-- START INPUT RECORDS --
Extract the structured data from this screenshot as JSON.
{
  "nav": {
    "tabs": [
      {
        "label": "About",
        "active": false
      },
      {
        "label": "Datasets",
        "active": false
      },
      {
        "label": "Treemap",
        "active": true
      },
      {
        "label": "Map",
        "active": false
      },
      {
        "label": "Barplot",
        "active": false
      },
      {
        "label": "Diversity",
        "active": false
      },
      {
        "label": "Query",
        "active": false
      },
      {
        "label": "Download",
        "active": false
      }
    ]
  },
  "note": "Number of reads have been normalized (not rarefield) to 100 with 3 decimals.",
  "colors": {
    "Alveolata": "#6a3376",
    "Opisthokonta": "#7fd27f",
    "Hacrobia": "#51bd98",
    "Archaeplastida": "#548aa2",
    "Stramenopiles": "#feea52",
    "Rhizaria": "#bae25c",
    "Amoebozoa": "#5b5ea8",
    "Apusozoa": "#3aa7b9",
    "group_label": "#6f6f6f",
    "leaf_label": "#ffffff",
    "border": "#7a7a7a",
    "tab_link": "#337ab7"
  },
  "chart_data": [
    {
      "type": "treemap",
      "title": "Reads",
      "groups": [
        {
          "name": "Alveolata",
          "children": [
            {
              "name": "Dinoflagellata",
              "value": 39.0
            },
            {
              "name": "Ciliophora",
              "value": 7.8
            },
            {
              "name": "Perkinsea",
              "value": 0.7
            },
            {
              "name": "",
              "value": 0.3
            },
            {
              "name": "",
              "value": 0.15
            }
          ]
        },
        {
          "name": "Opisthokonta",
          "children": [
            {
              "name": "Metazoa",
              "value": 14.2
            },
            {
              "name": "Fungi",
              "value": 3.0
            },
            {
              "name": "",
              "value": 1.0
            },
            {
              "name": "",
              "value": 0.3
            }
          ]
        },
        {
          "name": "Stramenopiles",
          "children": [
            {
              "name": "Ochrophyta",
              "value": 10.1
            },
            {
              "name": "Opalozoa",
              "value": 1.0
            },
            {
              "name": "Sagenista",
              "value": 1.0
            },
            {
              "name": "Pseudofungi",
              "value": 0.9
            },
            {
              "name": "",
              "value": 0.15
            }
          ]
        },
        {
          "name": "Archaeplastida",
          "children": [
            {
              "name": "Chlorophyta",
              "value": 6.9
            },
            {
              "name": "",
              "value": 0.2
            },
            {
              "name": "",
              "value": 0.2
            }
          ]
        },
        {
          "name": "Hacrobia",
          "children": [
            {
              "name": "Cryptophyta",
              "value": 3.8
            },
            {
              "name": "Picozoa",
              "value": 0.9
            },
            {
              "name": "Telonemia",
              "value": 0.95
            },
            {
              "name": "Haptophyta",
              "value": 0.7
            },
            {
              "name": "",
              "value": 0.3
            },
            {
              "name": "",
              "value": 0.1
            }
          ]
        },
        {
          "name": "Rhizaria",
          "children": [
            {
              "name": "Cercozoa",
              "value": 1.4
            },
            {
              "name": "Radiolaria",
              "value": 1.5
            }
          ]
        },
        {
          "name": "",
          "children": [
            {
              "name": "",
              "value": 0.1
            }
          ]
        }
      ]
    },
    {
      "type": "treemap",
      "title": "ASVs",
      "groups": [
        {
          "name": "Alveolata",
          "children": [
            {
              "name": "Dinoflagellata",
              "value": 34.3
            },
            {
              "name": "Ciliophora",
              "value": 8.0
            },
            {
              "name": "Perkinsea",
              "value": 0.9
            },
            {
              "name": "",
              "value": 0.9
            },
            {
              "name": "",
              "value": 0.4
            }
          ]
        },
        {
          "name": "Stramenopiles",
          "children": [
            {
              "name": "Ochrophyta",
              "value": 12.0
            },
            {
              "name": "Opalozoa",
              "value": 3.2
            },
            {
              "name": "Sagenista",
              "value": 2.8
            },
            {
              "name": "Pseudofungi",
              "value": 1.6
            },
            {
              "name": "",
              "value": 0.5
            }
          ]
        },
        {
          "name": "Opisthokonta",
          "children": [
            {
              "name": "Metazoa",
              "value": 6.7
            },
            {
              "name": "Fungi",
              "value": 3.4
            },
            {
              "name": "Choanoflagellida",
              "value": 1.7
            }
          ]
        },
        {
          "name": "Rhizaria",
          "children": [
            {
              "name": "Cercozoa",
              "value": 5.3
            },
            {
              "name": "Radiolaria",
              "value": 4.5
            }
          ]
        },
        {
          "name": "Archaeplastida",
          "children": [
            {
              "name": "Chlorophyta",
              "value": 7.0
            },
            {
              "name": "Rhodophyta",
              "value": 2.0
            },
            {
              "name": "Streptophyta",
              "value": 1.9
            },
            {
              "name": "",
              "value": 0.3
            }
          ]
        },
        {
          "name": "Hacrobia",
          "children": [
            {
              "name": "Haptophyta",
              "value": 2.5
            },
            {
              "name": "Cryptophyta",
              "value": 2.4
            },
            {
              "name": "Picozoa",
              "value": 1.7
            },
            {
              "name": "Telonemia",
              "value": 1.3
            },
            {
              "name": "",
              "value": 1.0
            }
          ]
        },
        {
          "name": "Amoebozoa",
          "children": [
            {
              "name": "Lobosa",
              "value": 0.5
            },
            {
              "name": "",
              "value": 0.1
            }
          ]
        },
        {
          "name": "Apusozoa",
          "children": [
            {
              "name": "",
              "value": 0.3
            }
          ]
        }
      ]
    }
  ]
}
-- END INPUT RECORDS --
▶ TASK TO COMPLETE
Type out all of the material again, word for word.

▶ ANSWER TO THIS EXERCISE
Extract the structured data from this screenshot as JSON.
{
  "nav": {
    "tabs": [
      {
        "label": "About",
        "active": false
      },
      {
        "label": "Datasets",
        "active": false
      },
      {
        "label": "Treemap",
        "active": true
      },
      {
        "label": "Map",
        "active": false
      },
      {
        "label": "Barplot",
        "active": false
      },
      {
        "label": "Diversity",
        "active": false
      },
      {
        "label": "Query",
        "active": false
      },
      {
        "label": "Download",
        "active": false
      }
    ]
  },
  "note": "Number of reads have been normalized (not rarefield) to 100 with 3 decimals.",
  "colors": {
    "Alveolata": "#6a3376",
    "Opisthokonta": "#7fd27f",
    "Hacrobia": "#51bd98",
    "Archaeplastida": "#548aa2",
    "Stramenopiles": "#feea52",
    "Rhizaria": "#bae25c",
    "Amoebozoa": "#5b5ea8",
    "Apusozoa": "#3aa7b9",
    "group_label": "#6f6f6f",
    "leaf_label": "#ffffff",
    "border": "#7a7a7a",
    "tab_link": "#337ab7"
  },
  "chart_data": [
    {
      "type": "treemap",
      "title": "Reads",
      "groups": [
        {
          "name": "Alveolata",
          "children": [
            {
              "name": "Dinoflagellata",
              "value": 39.0
            },
            {
              "name": "Ciliophora",
              "value": 7.8
            },
            {
              "name": "Perkinsea",
              "value": 0.7
            },
            {
              "name": "",
              "value": 0.3
            },
            {
              "name": "",
              "value": 0.15
            }
          ]
        },
        {
          "name": "Opisthokonta",
          "children": [
            {
              "name": "Metazoa",
              "value": 14.2
            },
            {
              "name": "Fungi",
              "value": 3.0
            },
            {
              "name": "",
              "value": 1.0
            },
            {
              "name": "",
              "value": 0.3
            }
          ]
        },
        {
          "name": "Stramenopiles",
          "children": [
            {
              "name": "Ochrophyta",
              "value": 10.1
            },
            {
              "name": "Opalozoa",
              "value": 1.0
            },
            {
              "name": "Sagenista",
              "value": 1.0
            },
            {
              "name": "Pseudofungi",
              "value": 0.9
            },
            {
              "name": "",
              "value": 0.15
            }
          ]
        },
        {
          "name": "Archaeplastida",
          "children": [
            {
              "name": "Chlorophyta",
              "value": 6.9
            },
            {
              "name": "",
              "value": 0.2
            },
            {
              "name": "",
              "value": 0.2
            }
          ]
        },
        {
          "name": "Hacrobia",
          "children": [
            {
              "name": "Cryptophyta",
              "value": 3.8
            },
            {
              "name": "Picozoa",
              "value": 0.9
            },
            {
              "name": "Telonemia",
              "value": 0.95
            },
            {
              "name": "Haptophyta",
              "value": 0.7
            },
            {
              "name": "",
              "value": 0.3
            },
            {
              "name": "",
              "value": 0.1
            }
          ]
        },
        {
          "name": "Rhizaria",
          "children": [
            {
              "name": "Cercozoa",
              "value": 1.4
            },
            {
              "name": "Radiolaria",
              "value": 1.5
            }
          ]
        },
        {
          "name": "",
          "children": [
            {
              "name": "",
              "value": 0.1
            }
          ]
        }
      ]
    },
    {
      "type": "treemap",
      "title": "ASVs",
      "groups": [
        {
          "name": "Alveolata",
          "children": [
            {
              "name": "Dinoflagellata",
              "value": 34.3
            },
            {
              "name": "Ciliophora",
              "value": 8.0
            },
            {
              "name": "Perkinsea",
              "value": 0.9
            },
            {
              "name": "",
              "value": 0.9
            },
            {
              "name": "",
              "value": 0.4
            }
          ]
        },
        {
          "name": "Stramenopiles",
          "children": [
            {
              "name": "Ochrophyta",
              "value": 12.0
            },
            {
              "name": "Opalozoa",
              "value": 3.2
            },
            {
              "name": "Sagenista",
              "value": 2.8
            },
            {
              "name": "Pseudofungi",
              "value": 1.6
            },
            {
              "name": "",
              "value": 0.5
            }
          ]
        },
        {
          "name": "Opisthokonta",
          "children": [
            {
              "name": "Metazoa",
              "value": 6.7
            },
            {
              "name": "Fungi",
              "value": 3.4
            },
            {
              "name": "Choanoflagellida",
              "value": 1.7
            }
          ]
        },
        {
          "name": "Rhizaria",
          "children": [
            {
              "name": "Cercozoa",
              "value": 5.3
            },
            {
              "name": "Radiolaria",
              "value": 4.5
            }
          ]
        },
        {
          "name": "Archaeplastida",
          "children": [
            {
              "name": "Chlorophyta",
              "value": 7.0
            },
            {
              "name": "Rhodophyta",
              "value": 2.0
            },
            {
              "name": "Streptophyta",
              "value": 1.9
            },
            {
              "name": "",
              "value": 0.3
            }
          ]
        },
        {
          "name": "Hacrobia",
          "children": [
            {
              "name": "Haptophyta",
              "value": 2.5
            },
            {
              "name": "Cryptophyta",
              "value": 2.4
            },
            {
              "name": "Picozoa",
              "value": 1.7
            },
            {
              "name": "Telonemia",
              "value": 1.3
            },
            {
              "name": "",
              "value": 1.0
            }
          ]
        },
        {
          "name": "Amoebozoa",
          "children": [
            {
              "name": "Lobosa",
              "value": 0.5
            },
            {
              "name": "",
              "value": 0.1
            }
          ]
        },
        {
          "name": "Apusozoa",
          "children": [
            {
              "name": "",
              "value": 0.3
            }
          ]
        }
      ]
    }
  ]
}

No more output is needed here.